> Exercise details
Restate the following data in its entirety, word for word and without images.

Figure content listings
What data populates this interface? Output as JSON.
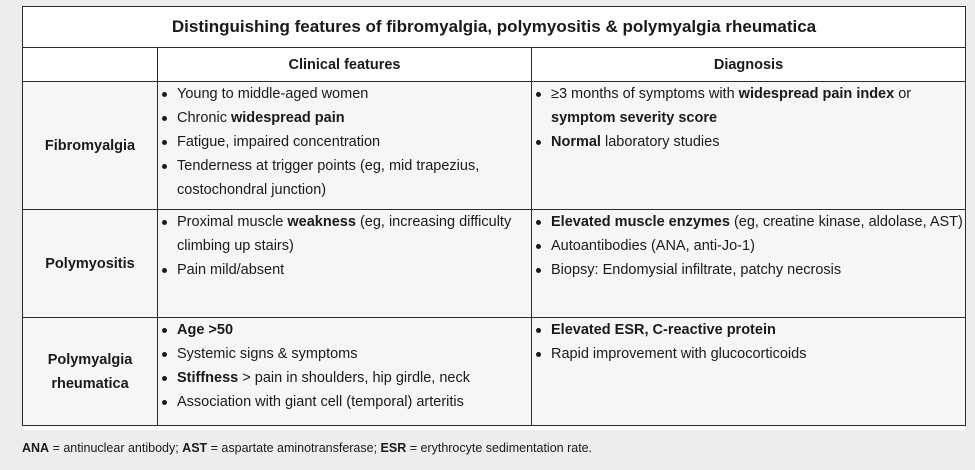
{
  "title": "Distinguishing features of fibromyalgia, polymyositis & polymyalgia rheumatica",
  "headers": [
    "",
    "Clinical features",
    "Diagnosis"
  ],
  "rows": [
    {
      "label": "Fibromyalgia",
      "clinical": [
        [
          {
            "t": "Young to middle-aged women",
            "b": false
          }
        ],
        [
          {
            "t": "Chronic ",
            "b": false
          },
          {
            "t": "widespread pain",
            "b": true
          }
        ],
        [
          {
            "t": "Fatigue, impaired concentration",
            "b": false
          }
        ],
        [
          {
            "t": "Tenderness at trigger points (eg, mid trapezius, costochondral junction)",
            "b": false
          }
        ]
      ],
      "diagnosis": [
        [
          {
            "t": "≥3 months of symptoms with ",
            "b": false
          },
          {
            "t": "widespread pain index",
            "b": true
          },
          {
            "t": " or ",
            "b": false
          },
          {
            "t": "symptom severity score",
            "b": true
          }
        ],
        [
          {
            "t": "Normal",
            "b": true
          },
          {
            "t": " laboratory studies",
            "b": false
          }
        ]
      ]
    },
    {
      "label": "Polymyositis",
      "clinical": [
        [
          {
            "t": "Proximal muscle ",
            "b": false
          },
          {
            "t": "weakness",
            "b": true
          },
          {
            "t": " (eg, increasing difficulty climbing up stairs)",
            "b": false
          }
        ],
        [
          {
            "t": "Pain mild/absent",
            "b": false
          }
        ]
      ],
      "diagnosis": [
        [
          {
            "t": "Elevated muscle enzymes",
            "b": true
          },
          {
            "t": " (eg, creatine kinase, aldolase, AST)",
            "b": false
          }
        ],
        [
          {
            "t": "Autoantibodies (ANA, anti-Jo-1)",
            "b": false
          }
        ],
        [
          {
            "t": "Biopsy: Endomysial infiltrate, patchy necrosis",
            "b": false
          }
        ]
      ]
    },
    {
      "label": "Polymyalgia rheumatica",
      "clinical": [
        [
          {
            "t": "Age >50",
            "b": true
          }
        ],
        [
          {
            "t": "Systemic signs & symptoms",
            "b": false
          }
        ],
        [
          {
            "t": "Stiffness",
            "b": true
          },
          {
            "t": " > pain in shoulders, hip girdle, neck",
            "b": false
          }
        ],
        [
          {
            "t": "Association with giant cell (temporal) arteritis",
            "b": false
          }
        ]
      ],
      "diagnosis": [
        [
          {
            "t": "Elevated ESR, C-reactive protein",
            "b": true
          }
        ],
        [
          {
            "t": "Rapid improvement with glucocorticoids",
            "b": false
          }
        ]
      ]
    }
  ],
  "footnote": [
    {
      "t": "ANA",
      "b": true
    },
    {
      "t": " = antinuclear antibody; ",
      "b": false
    },
    {
      "t": "AST",
      "b": true
    },
    {
      "t": " = aspartate aminotransferase; ",
      "b": false
    },
    {
      "t": "ESR",
      "b": true
    },
    {
      "t": " = erythrocyte sedimentation rate.",
      "b": false
    }
  ]
}
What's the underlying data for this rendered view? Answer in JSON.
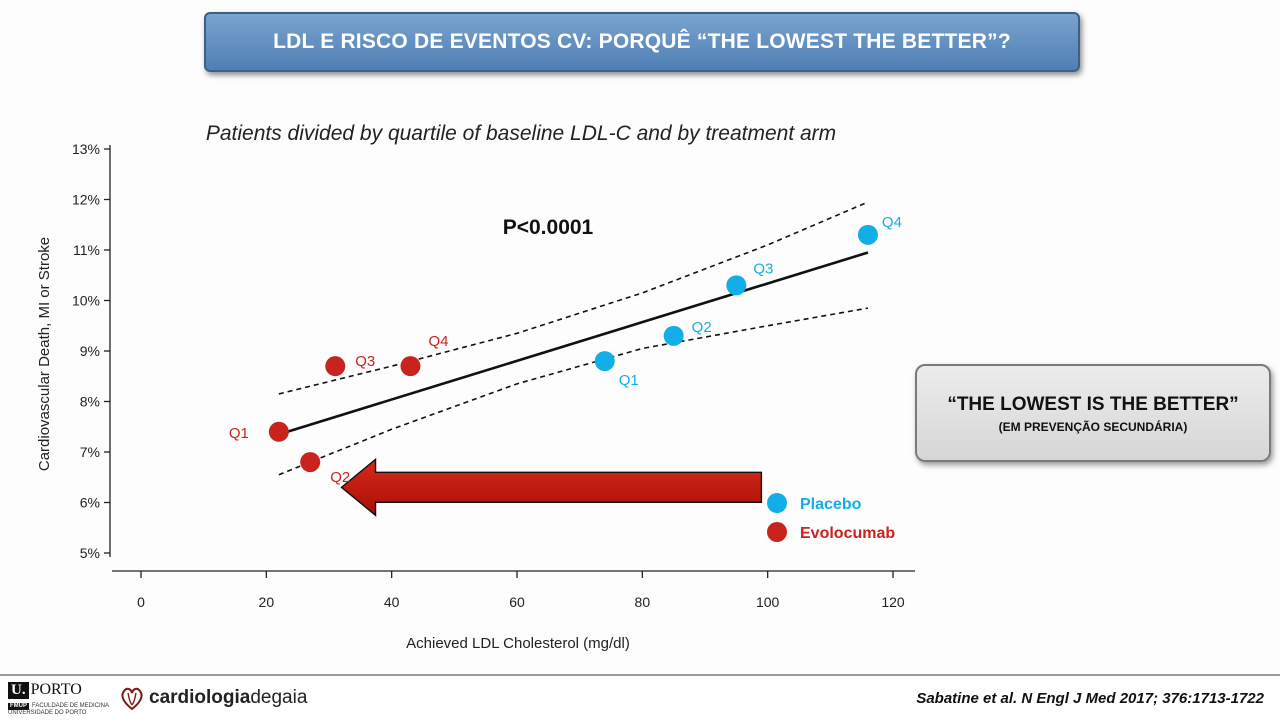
{
  "slide": {
    "title": "LDL E RISCO DE EVENTOS CV: PORQUÊ “THE LOWEST THE BETTER”?",
    "callout_main": "“THE LOWEST IS THE BETTER”",
    "callout_sub": "(EM PREVENÇÃO SECUNDÁRIA)",
    "citation": "Sabatine et al. N Engl J Med 2017; 376:1713-1722",
    "logo_uporto_u": "U.",
    "logo_uporto_name": "PORTO",
    "logo_fmup_tag": "FMUP",
    "logo_fmup_text": "FACULDADE DE MEDICINA UNIVERSIDADE DO PORTO",
    "logo_cdg_bold": "cardiologia",
    "logo_cdg_light": "degaia"
  },
  "chart_data": {
    "type": "scatter",
    "title": "Patients divided by quartile of baseline LDL-C and by treatment arm",
    "xlabel": "Achieved LDL Cholesterol (mg/dl)",
    "ylabel": "Cardiovascular Death, MI or Stroke",
    "xlim": [
      0,
      120
    ],
    "ylim": [
      5,
      13
    ],
    "x_ticks": [
      0,
      20,
      40,
      60,
      80,
      100,
      120
    ],
    "y_ticks": [
      5,
      6,
      7,
      8,
      9,
      10,
      11,
      12,
      13
    ],
    "y_tick_labels": [
      "5%",
      "6%",
      "7%",
      "8%",
      "9%",
      "10%",
      "11%",
      "12%",
      "13%"
    ],
    "annotation": "P<0.0001",
    "legend_position": "bottom-right",
    "series": [
      {
        "name": "Placebo",
        "color": "#12aee8",
        "points": [
          {
            "label": "Q1",
            "x": 74,
            "y": 8.8
          },
          {
            "label": "Q2",
            "x": 85,
            "y": 9.3
          },
          {
            "label": "Q3",
            "x": 95,
            "y": 10.3
          },
          {
            "label": "Q4",
            "x": 116,
            "y": 11.3
          }
        ]
      },
      {
        "name": "Evolocumab",
        "color": "#c8231c",
        "points": [
          {
            "label": "Q1",
            "x": 22,
            "y": 7.4
          },
          {
            "label": "Q2",
            "x": 27,
            "y": 6.8
          },
          {
            "label": "Q3",
            "x": 31,
            "y": 8.7
          },
          {
            "label": "Q4",
            "x": 43,
            "y": 8.7
          }
        ]
      }
    ],
    "regression": {
      "x": [
        22,
        116
      ],
      "y": [
        7.35,
        10.95
      ]
    },
    "ci_upper": {
      "x": [
        22,
        40,
        60,
        80,
        100,
        116
      ],
      "y": [
        8.15,
        8.7,
        9.35,
        10.15,
        11.1,
        11.95
      ]
    },
    "ci_lower": {
      "x": [
        22,
        40,
        60,
        80,
        100,
        116
      ],
      "y": [
        6.55,
        7.45,
        8.35,
        9.05,
        9.5,
        9.85
      ]
    },
    "arrow": {
      "from_x": 99,
      "to_x": 32,
      "y": 6.3,
      "color": "#c8190f"
    }
  }
}
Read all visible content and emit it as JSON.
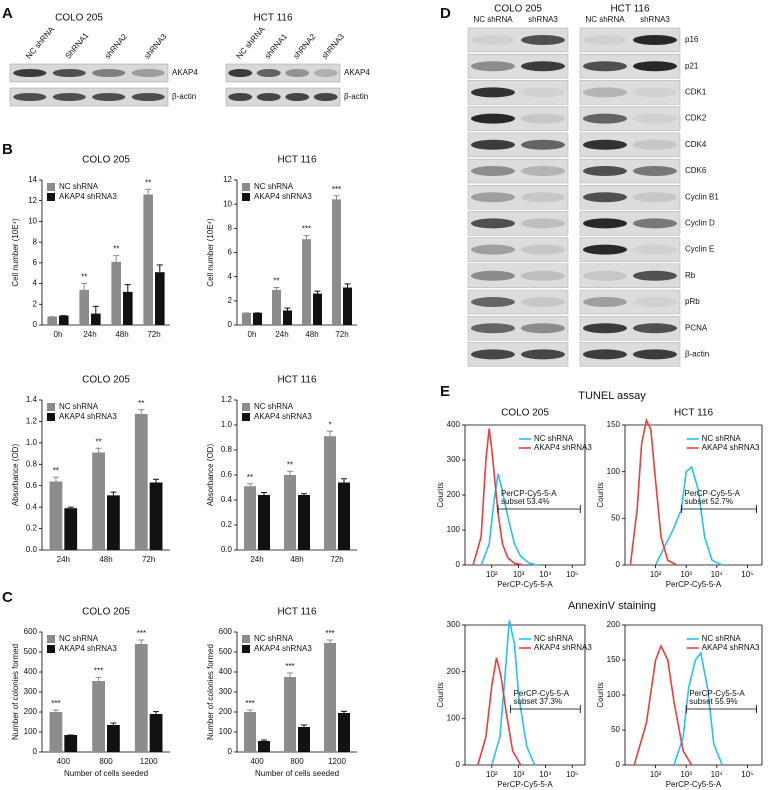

> Output for this exercise
What data populates this interface? Output as JSON.
{
  "title": "Distinguishing features of fibromyalgia, polymyositis & polymyalgia rheumatica",
  "headers": [
    "",
    "Clinical features",
    "Diagnosis"
  ],
  "rows": [
    {
      "label": "Fibromyalgia",
      "clinical": [
        [
          {
            "t": "Young to middle-aged women",
            "b": false
          }
        ],
        [
          {
            "t": "Chronic ",
            "b": false
          },
          {
            "t": "widespread pain",
            "b": true
          }
        ],
        [
          {
            "t": "Fatigue, impaired concentration",
            "b": false
          }
        ],
        [
          {
            "t": "Tenderness at trigger points (eg, mid trapezius, costochondral junction)",
            "b": false
          }
        ]
      ],
      "diagnosis": [
        [
          {
            "t": "≥3 months of symptoms with ",
            "b": false
          },
          {
            "t": "widespread pain index",
            "b": true
          },
          {
            "t": " or ",
            "b": false
          },
          {
            "t": "symptom severity score",
            "b": true
          }
        ],
        [
          {
            "t": "Normal",
            "b": true
          },
          {
            "t": " laboratory studies",
            "b": false
          }
        ]
      ]
    },
    {
      "label": "Polymyositis",
      "clinical": [
        [
          {
            "t": "Proximal muscle ",
            "b": false
          },
          {
            "t": "weakness",
            "b": true
          },
          {
            "t": " (eg, increasing difficulty climbing up stairs)",
            "b": false
          }
        ],
        [
          {
            "t": "Pain mild/absent",
            "b": false
          }
        ]
      ],
      "diagnosis": [
        [
          {
            "t": "Elevated muscle enzymes",
            "b": true
          },
          {
            "t": " (eg, creatine kinase, aldolase, AST)",
            "b": false
          }
        ],
        [
          {
            "t": "Autoantibodies (ANA, anti-Jo-1)",
            "b": false
          }
        ],
        [
          {
            "t": "Biopsy: Endomysial infiltrate, patchy necrosis",
            "b": false
          }
        ]
      ]
    },
    {
      "label": "Polymyalgia rheumatica",
      "clinical": [
        [
          {
            "t": "Age >50",
            "b": true
          }
        ],
        [
          {
            "t": "Systemic signs & symptoms",
            "b": false
          }
        ],
        [
          {
            "t": "Stiffness",
            "b": true
          },
          {
            "t": " > pain in shoulders, hip girdle, neck",
            "b": false
          }
        ],
        [
          {
            "t": "Association with giant cell (temporal) arteritis",
            "b": false
          }
        ]
      ],
      "diagnosis": [
        [
          {
            "t": "Elevated ESR, C-reactive protein",
            "b": true
          }
        ],
        [
          {
            "t": "Rapid improvement with glucocorticoids",
            "b": false
          }
        ]
      ]
    }
  ],
  "footnote": [
    {
      "t": "ANA",
      "b": true
    },
    {
      "t": " = antinuclear antibody; ",
      "b": false
    },
    {
      "t": "AST",
      "b": true
    },
    {
      "t": " = aspartate aminotransferase; ",
      "b": false
    },
    {
      "t": "ESR",
      "b": true
    },
    {
      "t": " = erythrocyte sedimentation rate.",
      "b": false
    }
  ]
}
What's the underlying data for this rendered view? Answer in JSON.
{
  "slide": {
    "title": "LDL E RISCO DE EVENTOS CV: PORQUÊ “THE LOWEST THE BETTER”?",
    "callout_main": "“THE LOWEST IS THE BETTER”",
    "callout_sub": "(EM PREVENÇÃO SECUNDÁRIA)",
    "citation": "Sabatine et al. N Engl J Med 2017; 376:1713-1722",
    "logo_uporto_u": "U.",
    "logo_uporto_name": "PORTO",
    "logo_fmup_tag": "FMUP",
    "logo_fmup_text": "FACULDADE DE MEDICINA UNIVERSIDADE DO PORTO",
    "logo_cdg_bold": "cardiologia",
    "logo_cdg_light": "degaia"
  },
  "chart_data": {
    "type": "scatter",
    "title": "Patients divided by quartile of baseline LDL-C and by treatment arm",
    "xlabel": "Achieved LDL Cholesterol (mg/dl)",
    "ylabel": "Cardiovascular Death, MI or Stroke",
    "xlim": [
      0,
      120
    ],
    "ylim": [
      5,
      13
    ],
    "x_ticks": [
      0,
      20,
      40,
      60,
      80,
      100,
      120
    ],
    "y_ticks": [
      5,
      6,
      7,
      8,
      9,
      10,
      11,
      12,
      13
    ],
    "y_tick_labels": [
      "5%",
      "6%",
      "7%",
      "8%",
      "9%",
      "10%",
      "11%",
      "12%",
      "13%"
    ],
    "annotation": "P<0.0001",
    "legend_position": "bottom-right",
    "series": [
      {
        "name": "Placebo",
        "color": "#12aee8",
        "points": [
          {
            "label": "Q1",
            "x": 74,
            "y": 8.8
          },
          {
            "label": "Q2",
            "x": 85,
            "y": 9.3
          },
          {
            "label": "Q3",
            "x": 95,
            "y": 10.3
          },
          {
            "label": "Q4",
            "x": 116,
            "y": 11.3
          }
        ]
      },
      {
        "name": "Evolocumab",
        "color": "#c8231c",
        "points": [
          {
            "label": "Q1",
            "x": 22,
            "y": 7.4
          },
          {
            "label": "Q2",
            "x": 27,
            "y": 6.8
          },
          {
            "label": "Q3",
            "x": 31,
            "y": 8.7
          },
          {
            "label": "Q4",
            "x": 43,
            "y": 8.7
          }
        ]
      }
    ],
    "regression": {
      "x": [
        22,
        116
      ],
      "y": [
        7.35,
        10.95
      ]
    },
    "ci_upper": {
      "x": [
        22,
        40,
        60,
        80,
        100,
        116
      ],
      "y": [
        8.15,
        8.7,
        9.35,
        10.15,
        11.1,
        11.95
      ]
    },
    "ci_lower": {
      "x": [
        22,
        40,
        60,
        80,
        100,
        116
      ],
      "y": [
        6.55,
        7.45,
        8.35,
        9.05,
        9.5,
        9.85
      ]
    },
    "arrow": {
      "from_x": 99,
      "to_x": 32,
      "y": 6.3,
      "color": "#c8190f"
    }
  }
}
Read all visible content and emit it as JSON.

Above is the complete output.